Aim —
Show every line containing "Place" by copying it.

Supplied records —
++++++++++++++++++++

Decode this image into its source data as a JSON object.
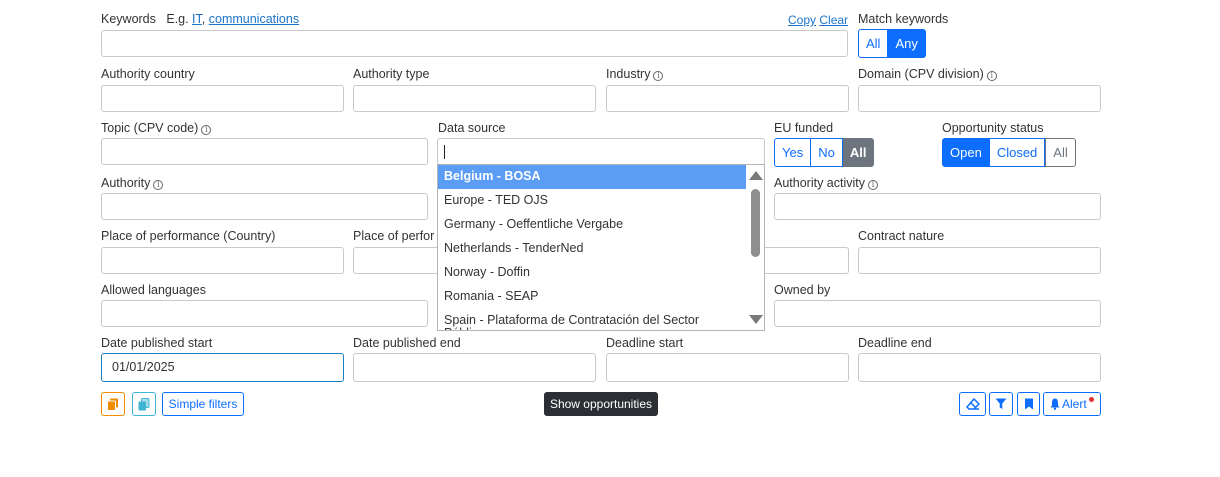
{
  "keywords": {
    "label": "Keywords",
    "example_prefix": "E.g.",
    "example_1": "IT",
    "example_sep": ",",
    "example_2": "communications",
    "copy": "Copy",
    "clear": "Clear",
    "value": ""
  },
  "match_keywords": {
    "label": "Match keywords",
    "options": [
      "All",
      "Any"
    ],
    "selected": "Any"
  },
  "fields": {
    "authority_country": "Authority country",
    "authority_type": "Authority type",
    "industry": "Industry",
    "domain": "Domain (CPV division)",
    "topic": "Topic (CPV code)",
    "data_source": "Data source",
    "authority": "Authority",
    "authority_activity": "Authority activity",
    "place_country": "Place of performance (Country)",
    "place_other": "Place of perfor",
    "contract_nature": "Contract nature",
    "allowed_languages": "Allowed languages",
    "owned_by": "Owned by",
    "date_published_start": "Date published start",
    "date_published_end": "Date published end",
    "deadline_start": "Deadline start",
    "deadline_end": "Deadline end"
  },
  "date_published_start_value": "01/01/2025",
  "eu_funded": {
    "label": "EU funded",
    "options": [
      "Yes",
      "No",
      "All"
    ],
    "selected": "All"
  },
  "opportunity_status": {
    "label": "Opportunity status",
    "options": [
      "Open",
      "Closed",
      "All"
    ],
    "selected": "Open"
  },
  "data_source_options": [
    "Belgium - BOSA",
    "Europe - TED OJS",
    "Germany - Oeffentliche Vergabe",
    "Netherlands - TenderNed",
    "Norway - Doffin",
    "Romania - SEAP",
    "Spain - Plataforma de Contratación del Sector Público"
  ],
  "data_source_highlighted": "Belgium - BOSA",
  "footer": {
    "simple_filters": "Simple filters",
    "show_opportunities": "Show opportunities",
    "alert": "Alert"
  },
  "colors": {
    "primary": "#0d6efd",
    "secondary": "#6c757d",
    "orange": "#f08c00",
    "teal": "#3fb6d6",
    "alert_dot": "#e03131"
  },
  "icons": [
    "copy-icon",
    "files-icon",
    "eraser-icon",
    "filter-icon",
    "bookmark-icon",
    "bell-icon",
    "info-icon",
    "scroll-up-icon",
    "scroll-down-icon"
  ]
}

++++++++++++++++++++

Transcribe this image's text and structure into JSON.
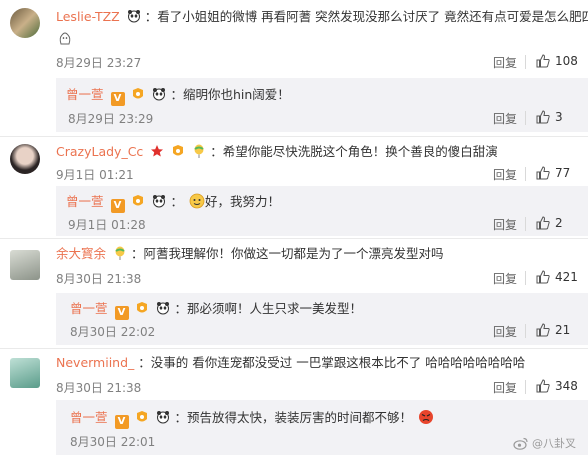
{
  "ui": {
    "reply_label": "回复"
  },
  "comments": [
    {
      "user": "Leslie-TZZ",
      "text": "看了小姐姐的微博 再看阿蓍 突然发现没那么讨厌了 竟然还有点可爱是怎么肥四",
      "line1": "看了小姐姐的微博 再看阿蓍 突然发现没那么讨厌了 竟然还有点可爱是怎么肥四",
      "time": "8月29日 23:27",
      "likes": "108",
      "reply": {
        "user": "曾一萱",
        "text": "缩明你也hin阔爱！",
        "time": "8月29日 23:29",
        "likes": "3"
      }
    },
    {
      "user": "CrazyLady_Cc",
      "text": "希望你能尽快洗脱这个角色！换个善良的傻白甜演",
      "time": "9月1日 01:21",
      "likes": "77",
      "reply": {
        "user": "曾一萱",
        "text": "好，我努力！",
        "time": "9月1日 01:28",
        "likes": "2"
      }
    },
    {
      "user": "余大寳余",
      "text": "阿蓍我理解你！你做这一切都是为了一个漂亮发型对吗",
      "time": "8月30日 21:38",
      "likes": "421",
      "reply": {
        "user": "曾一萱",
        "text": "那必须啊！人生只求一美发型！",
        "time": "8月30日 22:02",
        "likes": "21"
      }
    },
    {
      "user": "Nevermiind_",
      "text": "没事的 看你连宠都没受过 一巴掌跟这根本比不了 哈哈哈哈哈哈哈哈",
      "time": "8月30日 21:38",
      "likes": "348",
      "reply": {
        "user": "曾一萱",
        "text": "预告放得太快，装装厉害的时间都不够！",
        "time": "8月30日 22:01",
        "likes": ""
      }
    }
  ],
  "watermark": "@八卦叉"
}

++++++++++++++++++++

Exercise result —
    "place_country": "Place of performance (Country)",
    "place_other": "Place of perfor",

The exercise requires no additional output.